__Description of the task__:
Search the listing below for "Students". Copy each matching line.

__Material supplied__:
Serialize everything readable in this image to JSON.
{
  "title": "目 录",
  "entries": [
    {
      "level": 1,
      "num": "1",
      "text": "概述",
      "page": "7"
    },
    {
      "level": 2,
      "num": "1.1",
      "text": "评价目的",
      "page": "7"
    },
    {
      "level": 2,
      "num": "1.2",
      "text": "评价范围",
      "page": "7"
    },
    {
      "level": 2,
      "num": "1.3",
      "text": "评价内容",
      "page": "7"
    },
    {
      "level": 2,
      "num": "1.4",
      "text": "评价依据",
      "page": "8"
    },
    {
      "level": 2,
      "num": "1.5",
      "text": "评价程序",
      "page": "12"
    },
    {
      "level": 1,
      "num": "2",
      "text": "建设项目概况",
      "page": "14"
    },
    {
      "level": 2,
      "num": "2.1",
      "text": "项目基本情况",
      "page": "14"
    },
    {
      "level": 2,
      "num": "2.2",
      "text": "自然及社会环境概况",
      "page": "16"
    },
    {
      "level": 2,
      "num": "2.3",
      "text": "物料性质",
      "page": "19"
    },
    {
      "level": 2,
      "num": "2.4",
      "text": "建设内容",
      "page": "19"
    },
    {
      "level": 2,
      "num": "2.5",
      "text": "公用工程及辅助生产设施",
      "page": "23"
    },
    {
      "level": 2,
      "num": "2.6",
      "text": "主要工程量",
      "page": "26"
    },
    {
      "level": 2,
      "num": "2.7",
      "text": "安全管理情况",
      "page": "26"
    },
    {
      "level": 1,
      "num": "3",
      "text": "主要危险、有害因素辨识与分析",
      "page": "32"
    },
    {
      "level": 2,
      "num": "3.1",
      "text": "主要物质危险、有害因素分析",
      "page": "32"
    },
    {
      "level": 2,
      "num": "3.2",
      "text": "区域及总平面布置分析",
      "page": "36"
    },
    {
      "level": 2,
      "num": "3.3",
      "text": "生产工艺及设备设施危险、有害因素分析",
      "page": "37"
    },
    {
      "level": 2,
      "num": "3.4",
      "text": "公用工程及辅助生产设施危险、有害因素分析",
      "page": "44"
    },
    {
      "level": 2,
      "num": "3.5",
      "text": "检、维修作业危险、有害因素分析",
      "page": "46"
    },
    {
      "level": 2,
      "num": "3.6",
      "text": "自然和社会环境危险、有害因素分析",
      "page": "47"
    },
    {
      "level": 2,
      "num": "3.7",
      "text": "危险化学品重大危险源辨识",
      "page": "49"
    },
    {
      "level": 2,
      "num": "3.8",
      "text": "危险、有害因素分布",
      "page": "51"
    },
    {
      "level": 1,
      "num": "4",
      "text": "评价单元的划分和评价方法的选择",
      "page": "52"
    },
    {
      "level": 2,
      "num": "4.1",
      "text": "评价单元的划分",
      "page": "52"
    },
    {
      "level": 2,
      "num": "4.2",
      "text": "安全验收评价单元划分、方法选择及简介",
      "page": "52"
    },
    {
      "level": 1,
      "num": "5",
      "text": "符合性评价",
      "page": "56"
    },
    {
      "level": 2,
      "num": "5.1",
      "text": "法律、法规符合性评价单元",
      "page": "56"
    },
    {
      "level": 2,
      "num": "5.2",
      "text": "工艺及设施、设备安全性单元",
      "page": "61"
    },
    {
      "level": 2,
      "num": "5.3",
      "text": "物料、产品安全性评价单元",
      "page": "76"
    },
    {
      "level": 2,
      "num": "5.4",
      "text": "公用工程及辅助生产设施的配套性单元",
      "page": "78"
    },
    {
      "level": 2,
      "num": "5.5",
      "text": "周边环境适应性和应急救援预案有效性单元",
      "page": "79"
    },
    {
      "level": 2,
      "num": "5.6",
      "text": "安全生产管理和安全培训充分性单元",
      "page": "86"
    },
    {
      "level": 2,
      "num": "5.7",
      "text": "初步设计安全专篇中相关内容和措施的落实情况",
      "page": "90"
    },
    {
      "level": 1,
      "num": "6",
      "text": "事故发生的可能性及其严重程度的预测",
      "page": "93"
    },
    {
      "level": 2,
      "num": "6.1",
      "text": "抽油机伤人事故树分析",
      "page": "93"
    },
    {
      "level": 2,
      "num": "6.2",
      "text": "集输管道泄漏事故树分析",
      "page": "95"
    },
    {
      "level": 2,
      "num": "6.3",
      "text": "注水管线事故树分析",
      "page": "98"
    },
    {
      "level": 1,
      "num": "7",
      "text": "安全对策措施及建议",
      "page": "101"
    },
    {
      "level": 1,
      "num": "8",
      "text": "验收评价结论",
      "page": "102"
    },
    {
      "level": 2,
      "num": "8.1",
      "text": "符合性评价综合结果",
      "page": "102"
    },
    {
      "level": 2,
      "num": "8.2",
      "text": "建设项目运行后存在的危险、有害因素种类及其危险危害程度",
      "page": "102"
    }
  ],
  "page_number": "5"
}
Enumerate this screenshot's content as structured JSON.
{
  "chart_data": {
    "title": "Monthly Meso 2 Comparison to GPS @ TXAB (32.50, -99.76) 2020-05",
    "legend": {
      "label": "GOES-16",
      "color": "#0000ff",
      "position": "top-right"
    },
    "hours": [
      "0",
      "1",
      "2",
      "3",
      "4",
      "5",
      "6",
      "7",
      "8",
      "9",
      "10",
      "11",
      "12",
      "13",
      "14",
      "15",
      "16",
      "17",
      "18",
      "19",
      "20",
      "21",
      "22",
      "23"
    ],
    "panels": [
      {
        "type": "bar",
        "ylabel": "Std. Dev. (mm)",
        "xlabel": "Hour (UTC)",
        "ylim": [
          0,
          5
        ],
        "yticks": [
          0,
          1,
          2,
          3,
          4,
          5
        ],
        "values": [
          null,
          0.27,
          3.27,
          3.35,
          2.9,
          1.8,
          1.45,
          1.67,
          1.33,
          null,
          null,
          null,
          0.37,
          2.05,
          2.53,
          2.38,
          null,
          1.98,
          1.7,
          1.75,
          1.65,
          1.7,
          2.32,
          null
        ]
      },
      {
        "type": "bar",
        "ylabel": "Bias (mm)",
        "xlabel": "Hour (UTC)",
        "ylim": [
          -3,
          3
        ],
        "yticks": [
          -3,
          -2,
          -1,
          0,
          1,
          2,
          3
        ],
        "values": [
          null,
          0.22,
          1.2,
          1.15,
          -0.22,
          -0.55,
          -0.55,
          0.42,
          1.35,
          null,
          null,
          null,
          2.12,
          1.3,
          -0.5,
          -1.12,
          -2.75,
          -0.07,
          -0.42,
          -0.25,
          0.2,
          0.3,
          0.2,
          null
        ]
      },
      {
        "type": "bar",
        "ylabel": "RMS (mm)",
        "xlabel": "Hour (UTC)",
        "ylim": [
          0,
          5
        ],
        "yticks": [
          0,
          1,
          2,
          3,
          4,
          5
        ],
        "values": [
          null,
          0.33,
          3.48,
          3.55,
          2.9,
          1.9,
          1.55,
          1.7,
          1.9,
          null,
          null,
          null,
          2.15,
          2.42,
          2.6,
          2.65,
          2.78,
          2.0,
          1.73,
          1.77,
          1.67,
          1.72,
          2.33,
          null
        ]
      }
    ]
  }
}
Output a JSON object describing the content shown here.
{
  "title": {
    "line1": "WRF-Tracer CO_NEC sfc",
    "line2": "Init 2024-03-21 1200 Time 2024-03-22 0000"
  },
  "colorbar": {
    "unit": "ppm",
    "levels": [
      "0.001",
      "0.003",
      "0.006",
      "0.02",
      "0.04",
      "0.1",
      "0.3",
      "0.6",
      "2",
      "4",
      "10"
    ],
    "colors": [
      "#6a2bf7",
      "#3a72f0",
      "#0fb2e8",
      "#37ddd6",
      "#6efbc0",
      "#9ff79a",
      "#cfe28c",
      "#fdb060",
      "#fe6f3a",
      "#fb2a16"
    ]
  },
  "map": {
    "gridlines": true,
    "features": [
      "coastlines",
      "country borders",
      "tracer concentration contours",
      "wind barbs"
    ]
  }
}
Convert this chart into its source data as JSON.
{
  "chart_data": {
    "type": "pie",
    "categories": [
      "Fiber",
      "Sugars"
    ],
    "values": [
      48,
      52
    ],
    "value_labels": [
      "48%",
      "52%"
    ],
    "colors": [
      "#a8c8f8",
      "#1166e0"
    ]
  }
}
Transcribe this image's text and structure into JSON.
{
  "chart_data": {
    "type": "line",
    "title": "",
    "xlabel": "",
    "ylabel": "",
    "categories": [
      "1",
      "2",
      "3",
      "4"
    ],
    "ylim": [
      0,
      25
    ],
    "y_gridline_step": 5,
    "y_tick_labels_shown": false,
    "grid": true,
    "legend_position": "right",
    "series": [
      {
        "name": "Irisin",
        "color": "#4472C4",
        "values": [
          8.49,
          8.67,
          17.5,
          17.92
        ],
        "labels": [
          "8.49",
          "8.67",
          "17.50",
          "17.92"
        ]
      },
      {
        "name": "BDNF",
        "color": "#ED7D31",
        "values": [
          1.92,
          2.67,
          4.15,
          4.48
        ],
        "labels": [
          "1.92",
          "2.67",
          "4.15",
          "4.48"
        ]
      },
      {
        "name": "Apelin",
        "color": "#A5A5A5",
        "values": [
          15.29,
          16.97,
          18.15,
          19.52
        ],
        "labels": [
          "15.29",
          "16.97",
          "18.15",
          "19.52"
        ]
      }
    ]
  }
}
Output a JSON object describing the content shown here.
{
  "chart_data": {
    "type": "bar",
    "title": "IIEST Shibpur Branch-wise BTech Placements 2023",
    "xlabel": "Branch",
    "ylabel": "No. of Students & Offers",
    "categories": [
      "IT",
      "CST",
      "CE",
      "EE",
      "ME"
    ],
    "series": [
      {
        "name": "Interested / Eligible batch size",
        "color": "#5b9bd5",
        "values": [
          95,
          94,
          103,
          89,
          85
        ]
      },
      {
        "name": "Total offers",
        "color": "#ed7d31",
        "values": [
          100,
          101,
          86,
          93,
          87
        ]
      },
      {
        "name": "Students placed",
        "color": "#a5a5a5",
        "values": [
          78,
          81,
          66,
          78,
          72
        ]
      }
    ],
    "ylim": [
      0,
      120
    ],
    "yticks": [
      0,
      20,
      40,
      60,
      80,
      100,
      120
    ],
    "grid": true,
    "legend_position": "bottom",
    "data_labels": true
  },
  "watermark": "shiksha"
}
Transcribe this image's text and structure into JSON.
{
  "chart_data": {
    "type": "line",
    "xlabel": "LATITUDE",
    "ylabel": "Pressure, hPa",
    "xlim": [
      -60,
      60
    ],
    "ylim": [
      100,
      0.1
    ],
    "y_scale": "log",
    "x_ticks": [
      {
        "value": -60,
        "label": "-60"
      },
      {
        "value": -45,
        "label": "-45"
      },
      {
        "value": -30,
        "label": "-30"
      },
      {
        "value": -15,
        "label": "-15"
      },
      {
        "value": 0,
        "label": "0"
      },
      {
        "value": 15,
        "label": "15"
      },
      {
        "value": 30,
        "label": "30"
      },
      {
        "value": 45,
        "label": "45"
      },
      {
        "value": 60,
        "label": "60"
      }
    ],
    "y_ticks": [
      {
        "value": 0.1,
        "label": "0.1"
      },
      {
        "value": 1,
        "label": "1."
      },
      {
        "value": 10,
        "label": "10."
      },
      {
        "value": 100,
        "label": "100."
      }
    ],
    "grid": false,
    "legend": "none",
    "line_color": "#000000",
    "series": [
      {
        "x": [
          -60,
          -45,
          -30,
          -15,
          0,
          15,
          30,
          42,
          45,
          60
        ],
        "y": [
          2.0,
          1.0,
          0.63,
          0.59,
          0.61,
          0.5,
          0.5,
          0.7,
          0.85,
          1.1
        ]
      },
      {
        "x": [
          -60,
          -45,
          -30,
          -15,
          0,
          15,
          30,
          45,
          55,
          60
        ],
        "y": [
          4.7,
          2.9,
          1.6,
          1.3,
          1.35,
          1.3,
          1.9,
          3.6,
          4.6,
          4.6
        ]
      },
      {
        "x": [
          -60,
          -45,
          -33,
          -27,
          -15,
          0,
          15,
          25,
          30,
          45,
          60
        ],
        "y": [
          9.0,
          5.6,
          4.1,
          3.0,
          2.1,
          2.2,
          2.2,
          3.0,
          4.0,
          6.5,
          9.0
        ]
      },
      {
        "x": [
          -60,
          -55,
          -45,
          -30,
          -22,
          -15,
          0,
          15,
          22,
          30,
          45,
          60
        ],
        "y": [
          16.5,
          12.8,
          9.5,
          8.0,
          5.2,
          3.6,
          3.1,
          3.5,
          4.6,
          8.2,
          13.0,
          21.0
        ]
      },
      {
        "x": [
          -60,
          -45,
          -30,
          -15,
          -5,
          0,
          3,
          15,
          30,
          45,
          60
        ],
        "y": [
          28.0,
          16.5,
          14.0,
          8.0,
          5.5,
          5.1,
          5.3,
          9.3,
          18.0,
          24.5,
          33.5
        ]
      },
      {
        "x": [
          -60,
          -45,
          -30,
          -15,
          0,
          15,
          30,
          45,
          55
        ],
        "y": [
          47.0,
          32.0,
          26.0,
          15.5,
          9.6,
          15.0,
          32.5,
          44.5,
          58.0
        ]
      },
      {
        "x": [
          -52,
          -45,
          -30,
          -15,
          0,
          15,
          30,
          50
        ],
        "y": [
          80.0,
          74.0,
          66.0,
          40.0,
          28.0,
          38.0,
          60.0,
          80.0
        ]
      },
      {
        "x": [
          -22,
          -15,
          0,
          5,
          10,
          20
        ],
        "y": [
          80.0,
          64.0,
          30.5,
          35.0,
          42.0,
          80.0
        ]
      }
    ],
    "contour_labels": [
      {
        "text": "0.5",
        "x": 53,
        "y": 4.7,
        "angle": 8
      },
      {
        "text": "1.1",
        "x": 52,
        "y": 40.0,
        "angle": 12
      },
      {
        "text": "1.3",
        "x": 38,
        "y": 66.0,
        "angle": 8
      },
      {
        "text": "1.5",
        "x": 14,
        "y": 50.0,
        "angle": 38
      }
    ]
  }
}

__Expected answer__:
    "ylabel": "No. of Students & Offers",
        "name": "Students placed",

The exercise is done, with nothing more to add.